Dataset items
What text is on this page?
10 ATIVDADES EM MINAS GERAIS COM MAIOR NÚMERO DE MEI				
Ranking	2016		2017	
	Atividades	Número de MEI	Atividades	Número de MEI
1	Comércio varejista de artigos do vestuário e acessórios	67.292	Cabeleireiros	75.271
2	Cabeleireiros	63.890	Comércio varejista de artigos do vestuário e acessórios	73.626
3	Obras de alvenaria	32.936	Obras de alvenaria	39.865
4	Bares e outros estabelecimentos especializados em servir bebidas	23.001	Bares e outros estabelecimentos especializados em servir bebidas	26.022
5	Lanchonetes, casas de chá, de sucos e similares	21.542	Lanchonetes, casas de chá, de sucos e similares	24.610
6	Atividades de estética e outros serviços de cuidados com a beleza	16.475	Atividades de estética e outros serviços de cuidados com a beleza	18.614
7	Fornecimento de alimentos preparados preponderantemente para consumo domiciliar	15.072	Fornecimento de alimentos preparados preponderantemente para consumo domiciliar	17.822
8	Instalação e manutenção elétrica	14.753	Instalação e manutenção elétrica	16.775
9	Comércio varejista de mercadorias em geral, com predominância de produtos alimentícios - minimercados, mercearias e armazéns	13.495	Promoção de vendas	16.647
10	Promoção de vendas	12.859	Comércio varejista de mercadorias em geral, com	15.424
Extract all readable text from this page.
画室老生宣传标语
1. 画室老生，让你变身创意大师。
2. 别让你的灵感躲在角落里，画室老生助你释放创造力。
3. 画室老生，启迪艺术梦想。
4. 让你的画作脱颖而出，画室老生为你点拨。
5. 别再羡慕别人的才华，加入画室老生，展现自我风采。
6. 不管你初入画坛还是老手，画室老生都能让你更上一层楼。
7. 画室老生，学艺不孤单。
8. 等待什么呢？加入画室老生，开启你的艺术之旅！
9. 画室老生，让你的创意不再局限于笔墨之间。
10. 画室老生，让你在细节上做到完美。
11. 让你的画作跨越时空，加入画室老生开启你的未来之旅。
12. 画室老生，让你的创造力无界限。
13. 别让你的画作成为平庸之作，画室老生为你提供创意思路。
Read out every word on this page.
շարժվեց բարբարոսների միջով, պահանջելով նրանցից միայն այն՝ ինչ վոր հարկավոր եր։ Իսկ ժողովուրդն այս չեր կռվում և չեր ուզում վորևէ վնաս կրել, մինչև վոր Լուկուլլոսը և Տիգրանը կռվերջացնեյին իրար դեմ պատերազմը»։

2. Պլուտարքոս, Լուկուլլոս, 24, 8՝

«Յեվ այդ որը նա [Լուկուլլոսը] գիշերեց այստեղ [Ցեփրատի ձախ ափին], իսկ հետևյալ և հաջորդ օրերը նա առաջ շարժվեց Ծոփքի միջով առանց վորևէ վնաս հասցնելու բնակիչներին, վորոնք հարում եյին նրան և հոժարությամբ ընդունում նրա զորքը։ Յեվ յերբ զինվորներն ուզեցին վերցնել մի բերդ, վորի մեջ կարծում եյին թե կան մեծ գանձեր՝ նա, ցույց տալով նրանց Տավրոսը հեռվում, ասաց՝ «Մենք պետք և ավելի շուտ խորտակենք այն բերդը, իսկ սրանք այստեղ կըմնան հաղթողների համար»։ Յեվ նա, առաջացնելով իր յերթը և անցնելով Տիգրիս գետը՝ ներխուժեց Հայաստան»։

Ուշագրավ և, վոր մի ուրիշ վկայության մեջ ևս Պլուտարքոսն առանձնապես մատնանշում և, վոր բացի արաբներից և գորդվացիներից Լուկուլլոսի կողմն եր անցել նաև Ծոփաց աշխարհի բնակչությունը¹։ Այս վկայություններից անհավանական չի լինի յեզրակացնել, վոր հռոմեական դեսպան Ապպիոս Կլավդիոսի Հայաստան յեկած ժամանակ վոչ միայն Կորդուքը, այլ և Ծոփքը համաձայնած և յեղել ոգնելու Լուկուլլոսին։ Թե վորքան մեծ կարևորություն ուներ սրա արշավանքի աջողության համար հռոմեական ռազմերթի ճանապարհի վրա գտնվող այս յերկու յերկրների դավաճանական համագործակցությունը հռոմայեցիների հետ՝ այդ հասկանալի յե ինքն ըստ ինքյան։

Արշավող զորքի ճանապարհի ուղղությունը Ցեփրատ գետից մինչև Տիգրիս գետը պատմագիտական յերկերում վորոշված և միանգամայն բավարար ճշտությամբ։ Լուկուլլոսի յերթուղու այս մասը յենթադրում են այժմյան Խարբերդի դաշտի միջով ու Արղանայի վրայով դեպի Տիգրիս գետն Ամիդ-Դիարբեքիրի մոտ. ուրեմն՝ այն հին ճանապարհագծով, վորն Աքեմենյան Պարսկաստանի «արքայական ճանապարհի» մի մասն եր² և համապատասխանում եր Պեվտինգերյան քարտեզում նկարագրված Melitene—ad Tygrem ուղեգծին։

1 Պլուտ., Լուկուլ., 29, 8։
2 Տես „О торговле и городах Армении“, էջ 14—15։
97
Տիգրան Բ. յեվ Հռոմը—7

◆ **EXERCISE AIM**
Leave out every line without the string "վորևէ" and copy the rest.

◆ **SOLUTION TO THE EXERCISE**
շարժվեց բարբարոսների միջով, պահանջելով նրանցից միայն այն՝ ինչ վոր հարկավոր եր։ Իսկ ժողովուրդն այս չեր կռվում և չեր ուզում վորևէ վնաս կրել, մինչև վոր Լուկուլլոսը և Տիգրանը կռվերջացնեյին իրար դեմ պատերազմը»։
«Յեվ այդ որը նա [Լուկուլլոսը] գիշերեց այստեղ [Ցեփրատի ձախ ափին], իսկ հետևյալ և հաջորդ օրերը նա առաջ շարժվեց Ծոփքի միջով առանց վորևէ վնաս հասցնելու բնակիչներին, վորոնք հարում եյին նրան և հոժարությամբ ընդունում նրա զորքը։ Յեվ յերբ զինվորներն ուզեցին վերցնել մի բերդ, վորի մեջ կարծում եյին թե կան մեծ գանձեր՝ նա, ցույց տալով նրանց Տավրոսը հեռվում, ասաց՝ «Մենք պետք և ավելի շուտ խորտակենք այն բերդը, իսկ սրանք այստեղ կըմնան հաղթողների համար»։ Յեվ նա, առաջացնելով իր յերթը և անցնելով Տիգրիս գետը՝ ներխուժեց Հայաստան»։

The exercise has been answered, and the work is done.